● Work instructions: Go through the data below and gather each line containing "Саха".
** start Records for the task **
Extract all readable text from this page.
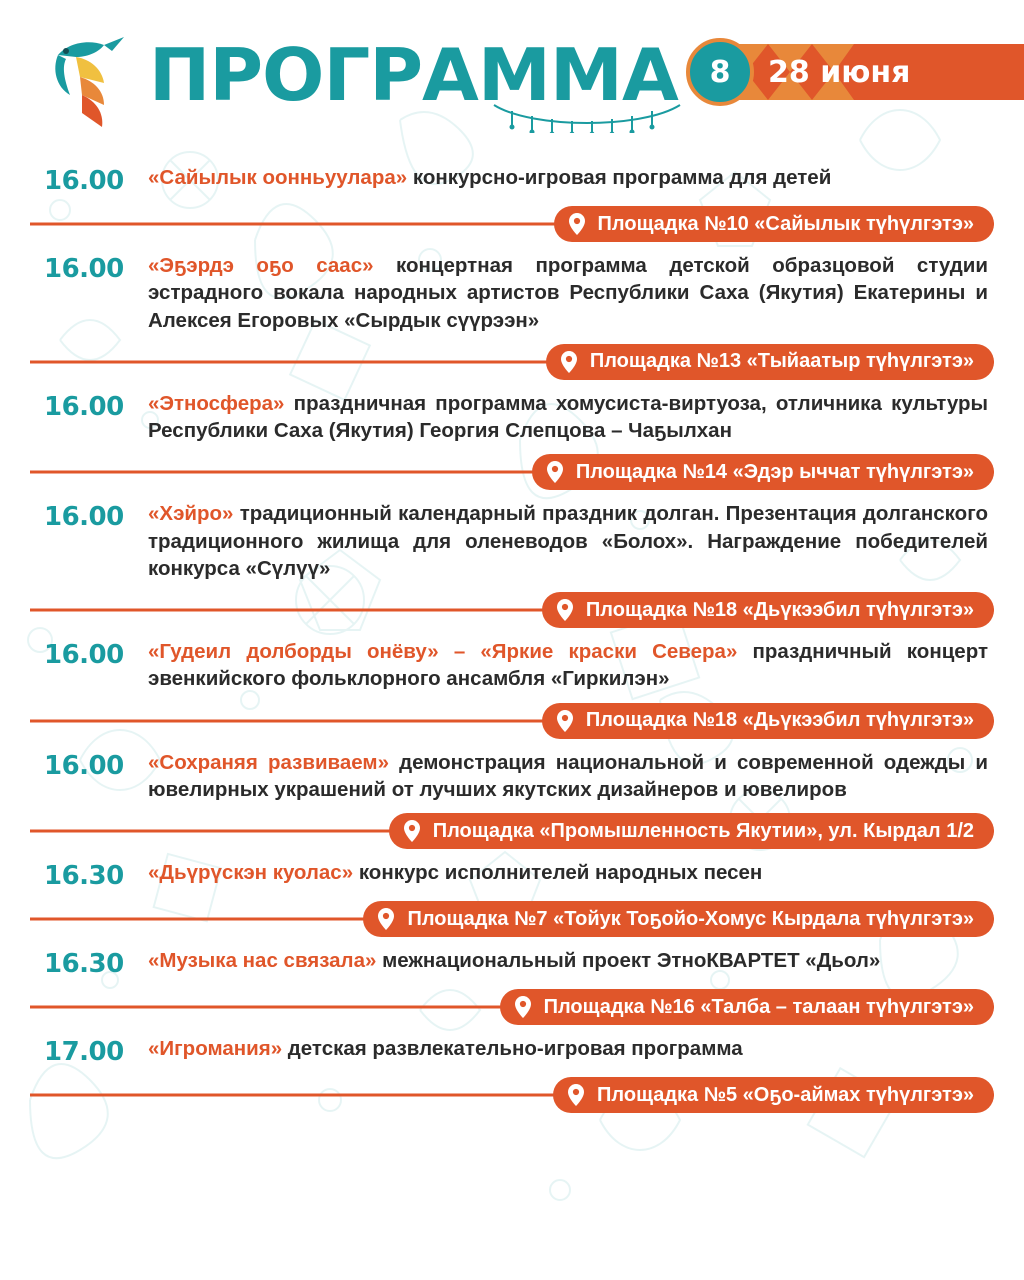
ПРОГРАММА	8	28 июня
16.00	«Сайылык оонньуулара» конкурсно-игровая программа для детей
Площадка №10 «Сайылык түһүлгэтэ»
16.00	«Эҕэрдэ оҕо саас» концертная программа детской образцовой студии эстрадного вокала народных артистов Республики Саха (Якутия) Екатерины и Алексея Егоровых «Сырдык сүүрээн»
Площадка №13 «Тыйаатыр түһүлгэтэ»
16.00	«Этносфера» праздничная программа хомусиста-виртуоза, отличника культуры Республики Саха (Якутия) Георгия Слепцова – Чаҕылхан
Площадка №14 «Эдэр ыччат түһүлгэтэ»
16.00	«Хэйро» традиционный календарный праздник долган. Презентация долганского традиционного жилища для оленеводов «Болох». Награждение победителей конкурса «Сүлүү»
Площадка №18 «Дьүкээбил түһүлгэтэ»
16.00	«Гудеил долборды онёву» – «Яркие краски Севера» праздничный концерт эвенкийского фольклорного ансамбля «Гиркилэн»
Площадка №18 «Дьүкээбил түһүлгэтэ»
16.00	«Сохраняя развиваем» демонстрация национальной и современной одежды и ювелирных украшений от лучших якутских дизайнеров и ювелиров
Площадка «Промышленность Якутии», ул. Кырдал 1/2
16.30	«Дьүрүскэн куолас» конкурс исполнителей народных песен
Площадка №7 «Тойук Тоҕойо-Хомус Кырдала түһүлгэтэ»
16.30	«Музыка нас связала» межнациональный проект ЭтноКВАРТЕТ «Дьол»
Площадка №16 «Талба – талаан түһүлгэтэ»
17.00	«Игромания» детская развлекательно-игровая программа
Площадка №5 «Оҕо-аймах түһүлгэтэ»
** end Records for the task **
● Full response:
16.00	«Эҕэрдэ оҕо саас» концертная программа детской образцовой студии эстрадного вокала народных артистов Республики Саха (Якутия) Екатерины и Алексея Егоровых «Сырдык сүүрээн»
16.00	«Этносфера» праздничная программа хомусиста-виртуоза, отличника культуры Республики Саха (Якутия) Георгия Слепцова – Чаҕылхан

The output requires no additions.